● Aim of the exercise
Write out every single entry exactly.

======== Dataset

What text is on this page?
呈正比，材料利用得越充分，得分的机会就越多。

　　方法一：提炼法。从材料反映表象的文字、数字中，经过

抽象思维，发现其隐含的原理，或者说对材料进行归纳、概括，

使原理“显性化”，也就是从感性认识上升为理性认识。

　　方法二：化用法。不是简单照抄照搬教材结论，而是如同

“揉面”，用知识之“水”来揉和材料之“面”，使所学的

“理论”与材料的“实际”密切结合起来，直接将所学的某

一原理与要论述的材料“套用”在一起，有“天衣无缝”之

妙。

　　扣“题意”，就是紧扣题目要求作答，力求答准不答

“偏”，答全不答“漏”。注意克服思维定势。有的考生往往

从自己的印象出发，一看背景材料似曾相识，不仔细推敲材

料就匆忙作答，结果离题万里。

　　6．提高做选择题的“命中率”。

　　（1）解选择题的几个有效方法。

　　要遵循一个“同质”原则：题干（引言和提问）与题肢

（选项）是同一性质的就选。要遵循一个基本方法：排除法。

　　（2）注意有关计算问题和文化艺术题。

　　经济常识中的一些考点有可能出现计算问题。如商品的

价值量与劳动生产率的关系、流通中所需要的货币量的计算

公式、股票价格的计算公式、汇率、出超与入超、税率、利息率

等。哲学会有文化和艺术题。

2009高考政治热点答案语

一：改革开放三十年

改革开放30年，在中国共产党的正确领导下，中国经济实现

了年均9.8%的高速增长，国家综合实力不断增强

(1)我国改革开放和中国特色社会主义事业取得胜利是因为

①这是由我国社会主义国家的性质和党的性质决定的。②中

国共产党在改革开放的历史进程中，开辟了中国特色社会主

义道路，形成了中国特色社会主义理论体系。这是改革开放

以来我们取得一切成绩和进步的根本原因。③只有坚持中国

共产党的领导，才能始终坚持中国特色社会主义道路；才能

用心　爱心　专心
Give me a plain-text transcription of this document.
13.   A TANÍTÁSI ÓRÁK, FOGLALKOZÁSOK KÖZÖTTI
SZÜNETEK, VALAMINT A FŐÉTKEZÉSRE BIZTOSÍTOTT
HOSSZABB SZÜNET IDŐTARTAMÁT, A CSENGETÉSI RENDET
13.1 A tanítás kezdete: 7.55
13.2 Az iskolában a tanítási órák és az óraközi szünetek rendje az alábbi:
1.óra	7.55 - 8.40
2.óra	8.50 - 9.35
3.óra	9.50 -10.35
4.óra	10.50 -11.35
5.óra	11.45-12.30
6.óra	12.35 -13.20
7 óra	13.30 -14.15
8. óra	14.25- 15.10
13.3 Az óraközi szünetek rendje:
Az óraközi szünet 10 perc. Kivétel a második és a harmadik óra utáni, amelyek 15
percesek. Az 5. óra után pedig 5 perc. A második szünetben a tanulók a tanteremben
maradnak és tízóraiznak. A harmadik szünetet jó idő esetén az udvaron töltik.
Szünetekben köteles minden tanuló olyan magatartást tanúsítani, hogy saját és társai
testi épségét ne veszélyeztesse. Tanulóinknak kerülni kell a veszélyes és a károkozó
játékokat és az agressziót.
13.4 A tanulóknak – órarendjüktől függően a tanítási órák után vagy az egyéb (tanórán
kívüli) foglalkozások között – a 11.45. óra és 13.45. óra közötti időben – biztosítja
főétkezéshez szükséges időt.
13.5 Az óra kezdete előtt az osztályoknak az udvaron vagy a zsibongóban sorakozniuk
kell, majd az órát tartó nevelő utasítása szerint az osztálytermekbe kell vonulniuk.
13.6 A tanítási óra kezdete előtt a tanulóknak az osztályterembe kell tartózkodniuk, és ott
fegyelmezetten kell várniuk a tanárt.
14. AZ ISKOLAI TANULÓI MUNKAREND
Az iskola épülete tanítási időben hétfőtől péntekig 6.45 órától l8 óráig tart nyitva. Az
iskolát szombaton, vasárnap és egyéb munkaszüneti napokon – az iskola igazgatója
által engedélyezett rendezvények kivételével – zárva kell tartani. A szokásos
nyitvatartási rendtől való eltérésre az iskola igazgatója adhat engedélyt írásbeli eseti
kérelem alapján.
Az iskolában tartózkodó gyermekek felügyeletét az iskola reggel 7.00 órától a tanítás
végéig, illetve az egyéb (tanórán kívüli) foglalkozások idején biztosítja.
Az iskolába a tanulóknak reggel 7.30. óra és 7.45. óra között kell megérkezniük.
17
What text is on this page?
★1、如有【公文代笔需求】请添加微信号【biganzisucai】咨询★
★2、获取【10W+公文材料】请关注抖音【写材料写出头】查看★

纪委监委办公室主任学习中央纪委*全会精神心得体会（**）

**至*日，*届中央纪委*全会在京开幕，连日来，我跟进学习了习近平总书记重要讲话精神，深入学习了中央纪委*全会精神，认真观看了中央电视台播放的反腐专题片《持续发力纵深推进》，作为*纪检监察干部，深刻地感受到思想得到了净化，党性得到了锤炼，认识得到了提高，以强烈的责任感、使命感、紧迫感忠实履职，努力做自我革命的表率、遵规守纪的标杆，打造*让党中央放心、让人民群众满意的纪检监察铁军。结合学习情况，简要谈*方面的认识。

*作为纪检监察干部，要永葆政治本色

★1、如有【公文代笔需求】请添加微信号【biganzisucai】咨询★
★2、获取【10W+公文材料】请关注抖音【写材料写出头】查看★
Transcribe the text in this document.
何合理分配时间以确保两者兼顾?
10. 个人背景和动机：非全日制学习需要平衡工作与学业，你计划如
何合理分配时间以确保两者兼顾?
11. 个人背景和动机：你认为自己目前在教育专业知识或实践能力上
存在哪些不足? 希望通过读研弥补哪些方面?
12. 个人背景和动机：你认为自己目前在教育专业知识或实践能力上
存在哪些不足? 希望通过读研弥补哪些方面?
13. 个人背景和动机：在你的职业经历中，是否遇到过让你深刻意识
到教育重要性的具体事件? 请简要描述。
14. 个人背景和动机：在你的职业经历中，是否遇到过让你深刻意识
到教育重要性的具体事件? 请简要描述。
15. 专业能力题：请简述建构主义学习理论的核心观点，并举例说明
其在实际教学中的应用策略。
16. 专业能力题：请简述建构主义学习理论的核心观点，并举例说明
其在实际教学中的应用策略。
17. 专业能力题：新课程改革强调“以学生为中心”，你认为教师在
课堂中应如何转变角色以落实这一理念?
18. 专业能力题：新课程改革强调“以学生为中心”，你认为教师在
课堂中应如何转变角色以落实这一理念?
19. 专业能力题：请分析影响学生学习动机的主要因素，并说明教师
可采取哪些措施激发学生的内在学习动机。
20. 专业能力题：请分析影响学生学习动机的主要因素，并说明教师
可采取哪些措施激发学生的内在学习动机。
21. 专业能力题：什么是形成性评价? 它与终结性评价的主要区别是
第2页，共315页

================

● Written reply
What text is on this page?
呈正比，材料利用得越充分，得分的机会就越多。

　　方法一：提炼法。从材料反映表象的文字、数字中，经过

抽象思维，发现其隐含的原理，或者说对材料进行归纳、概括，

使原理“显性化”，也就是从感性认识上升为理性认识。

　　方法二：化用法。不是简单照抄照搬教材结论，而是如同

“揉面”，用知识之“水”来揉和材料之“面”，使所学的

“理论”与材料的“实际”密切结合起来，直接将所学的某

一原理与要论述的材料“套用”在一起，有“天衣无缝”之

妙。

　　扣“题意”，就是紧扣题目要求作答，力求答准不答

“偏”，答全不答“漏”。注意克服思维定势。有的考生往往

从自己的印象出发，一看背景材料似曾相识，不仔细推敲材

料就匆忙作答，结果离题万里。

　　6．提高做选择题的“命中率”。

　　（1）解选择题的几个有效方法。

　　要遵循一个“同质”原则：题干（引言和提问）与题肢

（选项）是同一性质的就选。要遵循一个基本方法：排除法。

　　（2）注意有关计算问题和文化艺术题。

　　经济常识中的一些考点有可能出现计算问题。如商品的

价值量与劳动生产率的关系、流通中所需要的货币量的计算

公式、股票价格的计算公式、汇率、出超与入超、税率、利息率

等。哲学会有文化和艺术题。

2009高考政治热点答案语

一：改革开放三十年

改革开放30年，在中国共产党的正确领导下，中国经济实现

了年均9.8%的高速增长，国家综合实力不断增强

(1)我国改革开放和中国特色社会主义事业取得胜利是因为

①这是由我国社会主义国家的性质和党的性质决定的。②中

国共产党在改革开放的历史进程中，开辟了中国特色社会主

义道路，形成了中国特色社会主义理论体系。这是改革开放

以来我们取得一切成绩和进步的根本原因。③只有坚持中国

共产党的领导，才能始终坚持中国特色社会主义道路；才能

用心　爱心　专心
Give me a plain-text transcription of this document.
13.   A TANÍTÁSI ÓRÁK, FOGLALKOZÁSOK KÖZÖTTI
SZÜNETEK, VALAMINT A FŐÉTKEZÉSRE BIZTOSÍTOTT
HOSSZABB SZÜNET IDŐTARTAMÁT, A CSENGETÉSI RENDET
13.1 A tanítás kezdete: 7.55
13.2 Az iskolában a tanítási órák és az óraközi szünetek rendje az alábbi:
1.óra	7.55 - 8.40
2.óra	8.50 - 9.35
3.óra	9.50 -10.35
4.óra	10.50 -11.35
5.óra	11.45-12.30
6.óra	12.35 -13.20
7 óra	13.30 -14.15
8. óra	14.25- 15.10
13.3 Az óraközi szünetek rendje:
Az óraközi szünet 10 perc. Kivétel a második és a harmadik óra utáni, amelyek 15
percesek. Az 5. óra után pedig 5 perc. A második szünetben a tanulók a tanteremben
maradnak és tízóraiznak. A harmadik szünetet jó idő esetén az udvaron töltik.
Szünetekben köteles minden tanuló olyan magatartást tanúsítani, hogy saját és társai
testi épségét ne veszélyeztesse. Tanulóinknak kerülni kell a veszélyes és a károkozó
játékokat és az agressziót.
13.4 A tanulóknak – órarendjüktől függően a tanítási órák után vagy az egyéb (tanórán
kívüli) foglalkozások között – a 11.45. óra és 13.45. óra közötti időben – biztosítja
főétkezéshez szükséges időt.
13.5 Az óra kezdete előtt az osztályoknak az udvaron vagy a zsibongóban sorakozniuk
kell, majd az órát tartó nevelő utasítása szerint az osztálytermekbe kell vonulniuk.
13.6 A tanítási óra kezdete előtt a tanulóknak az osztályterembe kell tartózkodniuk, és ott
fegyelmezetten kell várniuk a tanárt.
14. AZ ISKOLAI TANULÓI MUNKAREND
Az iskola épülete tanítási időben hétfőtől péntekig 6.45 órától l8 óráig tart nyitva. Az
iskolát szombaton, vasárnap és egyéb munkaszüneti napokon – az iskola igazgatója
által engedélyezett rendezvények kivételével – zárva kell tartani. A szokásos
nyitvatartási rendtől való eltérésre az iskola igazgatója adhat engedélyt írásbeli eseti
kérelem alapján.
Az iskolában tartózkodó gyermekek felügyeletét az iskola reggel 7.00 órától a tanítás
végéig, illetve az egyéb (tanórán kívüli) foglalkozások idején biztosítja.
Az iskolába a tanulóknak reggel 7.30. óra és 7.45. óra között kell megérkezniük.
17
What text is on this page?
★1、如有【公文代笔需求】请添加微信号【biganzisucai】咨询★
★2、获取【10W+公文材料】请关注抖音【写材料写出头】查看★

纪委监委办公室主任学习中央纪委*全会精神心得体会（**）

**至*日，*届中央纪委*全会在京开幕，连日来，我跟进学习了习近平总书记重要讲话精神，深入学习了中央纪委*全会精神，认真观看了中央电视台播放的反腐专题片《持续发力纵深推进》，作为*纪检监察干部，深刻地感受到思想得到了净化，党性得到了锤炼，认识得到了提高，以强烈的责任感、使命感、紧迫感忠实履职，努力做自我革命的表率、遵规守纪的标杆，打造*让党中央放心、让人民群众满意的纪检监察铁军。结合学习情况，简要谈*方面的认识。

*作为纪检监察干部，要永葆政治本色

★1、如有【公文代笔需求】请添加微信号【biganzisucai】咨询★
★2、获取【10W+公文材料】请关注抖音【写材料写出头】查看★
Transcribe the text in this document.
何合理分配时间以确保两者兼顾?
10. 个人背景和动机：非全日制学习需要平衡工作与学业，你计划如
何合理分配时间以确保两者兼顾?
11. 个人背景和动机：你认为自己目前在教育专业知识或实践能力上
存在哪些不足? 希望通过读研弥补哪些方面?
12. 个人背景和动机：你认为自己目前在教育专业知识或实践能力上
存在哪些不足? 希望通过读研弥补哪些方面?
13. 个人背景和动机：在你的职业经历中，是否遇到过让你深刻意识
到教育重要性的具体事件? 请简要描述。
14. 个人背景和动机：在你的职业经历中，是否遇到过让你深刻意识
到教育重要性的具体事件? 请简要描述。
15. 专业能力题：请简述建构主义学习理论的核心观点，并举例说明
其在实际教学中的应用策略。
16. 专业能力题：请简述建构主义学习理论的核心观点，并举例说明
其在实际教学中的应用策略。
17. 专业能力题：新课程改革强调“以学生为中心”，你认为教师在
课堂中应如何转变角色以落实这一理念?
18. 专业能力题：新课程改革强调“以学生为中心”，你认为教师在
课堂中应如何转变角色以落实这一理念?
19. 专业能力题：请分析影响学生学习动机的主要因素，并说明教师
可采取哪些措施激发学生的内在学习动机。
20. 专业能力题：请分析影响学生学习动机的主要因素，并说明教师
可采取哪些措施激发学生的内在学习动机。
21. 专业能力题：什么是形成性评价? 它与终结性评价的主要区别是
第2页，共315页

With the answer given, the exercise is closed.